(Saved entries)
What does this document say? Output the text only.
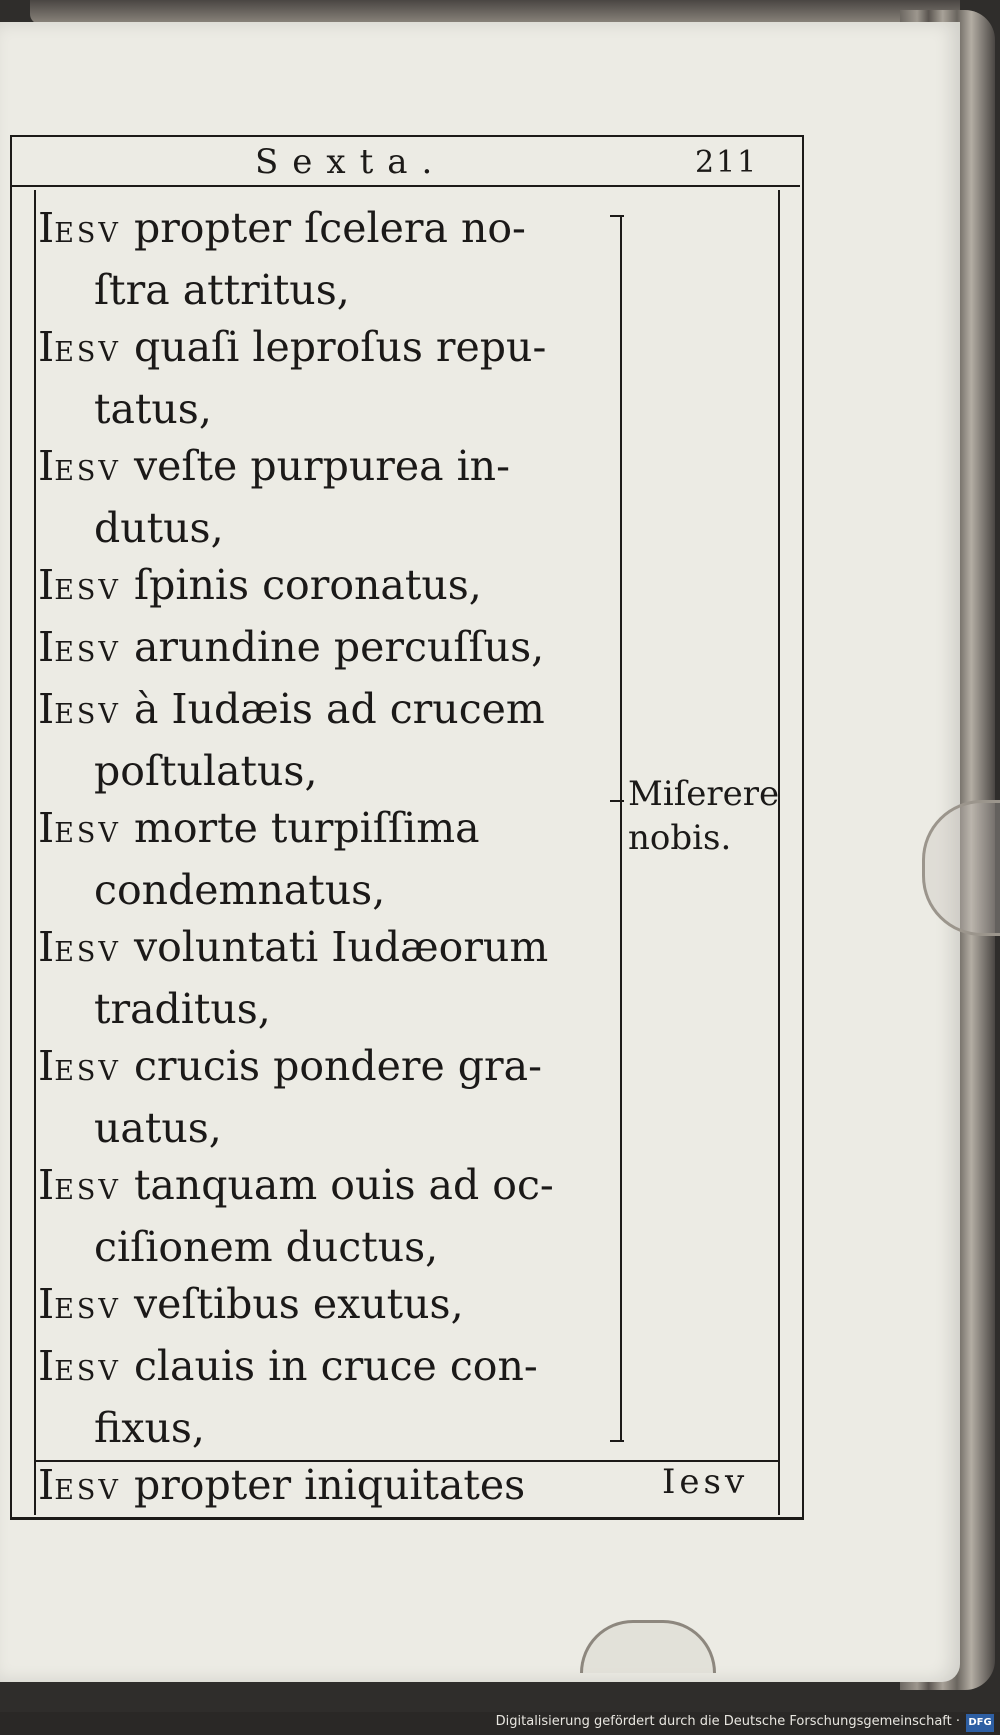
Sexta.	211
IESV propter ſcelera no-
ſtra attritus,
IESV quaſi leproſus repu-
tatus,
IESV veſte purpurea in-
dutus,
IESV ſpinis coronatus,
IESV arundine percuſſus,
IESV à Iudæis ad crucem
poſtulatus,
IESV morte turpiſſima
condemnatus,
IESV voluntati Iudæorum
traditus,
IESV crucis pondere gra-
uatus,
IESV tanquam ouis ad oc-
ciſionem ductus,
IESV veſtibus exutus,
IESV clauis in cruce con-
fixus,
IESV propter iniquitates
Miſerere
nobis.
Iesv
Digitalisierung gefördert durch die Deutsche Forschungsgemeinschaft · DFG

> [Your objective] Output an exact copy of the material, with the pictures removed.

> [Written solution]
What does this document say? Output the text only.
Sexta.	211
IESV propter ſcelera no-
ſtra attritus,
IESV quaſi leproſus repu-
tatus,
IESV veſte purpurea in-
dutus,
IESV ſpinis coronatus,
IESV arundine percuſſus,
IESV à Iudæis ad crucem
poſtulatus,
IESV morte turpiſſima
condemnatus,
IESV voluntati Iudæorum
traditus,
IESV crucis pondere gra-
uatus,
IESV tanquam ouis ad oc-
ciſionem ductus,
IESV veſtibus exutus,
IESV clauis in cruce con-
fixus,
IESV propter iniquitates
Miſerere
nobis.
Iesv
Digitalisierung gefördert durch die Deutsche Forschungsgemeinschaft · DFG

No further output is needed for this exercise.